» What to work on: Repeat only the lines from the one holding "Parse this screenshot: output" down to the last line of the listing below, including both of those lines.

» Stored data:

**********

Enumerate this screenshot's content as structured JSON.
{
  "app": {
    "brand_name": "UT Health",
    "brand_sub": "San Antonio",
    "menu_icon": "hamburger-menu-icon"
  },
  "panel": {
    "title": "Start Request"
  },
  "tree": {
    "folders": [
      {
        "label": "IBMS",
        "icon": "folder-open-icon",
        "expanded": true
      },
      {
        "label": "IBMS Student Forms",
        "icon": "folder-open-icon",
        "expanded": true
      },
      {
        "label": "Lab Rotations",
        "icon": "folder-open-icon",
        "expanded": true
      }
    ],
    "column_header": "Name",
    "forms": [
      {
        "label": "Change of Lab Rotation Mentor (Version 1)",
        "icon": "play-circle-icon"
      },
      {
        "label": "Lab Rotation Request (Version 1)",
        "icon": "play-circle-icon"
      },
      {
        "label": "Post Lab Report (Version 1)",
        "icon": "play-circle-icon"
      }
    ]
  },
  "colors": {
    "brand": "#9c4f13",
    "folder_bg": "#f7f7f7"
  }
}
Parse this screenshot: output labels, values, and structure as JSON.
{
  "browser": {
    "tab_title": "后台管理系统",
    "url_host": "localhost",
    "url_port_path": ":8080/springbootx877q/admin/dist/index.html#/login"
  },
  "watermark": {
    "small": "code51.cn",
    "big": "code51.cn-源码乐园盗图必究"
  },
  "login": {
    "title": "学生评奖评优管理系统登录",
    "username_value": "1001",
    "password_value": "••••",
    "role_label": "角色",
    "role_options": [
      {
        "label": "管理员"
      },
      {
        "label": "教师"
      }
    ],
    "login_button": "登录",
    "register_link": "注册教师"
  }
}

**********

» Final result:
Parse this screenshot: output labels, values, and structure as JSON.
{
  "browser": {
    "tab_title": "后台管理系统",
    "url_host": "localhost",
    "url_port_path": ":8080/springbootx877q/admin/dist/index.html#/login"
  },
  "watermark": {
    "small": "code51.cn",
    "big": "code51.cn-源码乐园盗图必究"
  },
  "login": {
    "title": "学生评奖评优管理系统登录",
    "username_value": "1001",
    "password_value": "••••",
    "role_label": "角色",
    "role_options": [
      {
        "label": "管理员"
      },
      {
        "label": "教师"
      }
    ],
    "login_button": "登录",
    "register_link": "注册教师"
  }
}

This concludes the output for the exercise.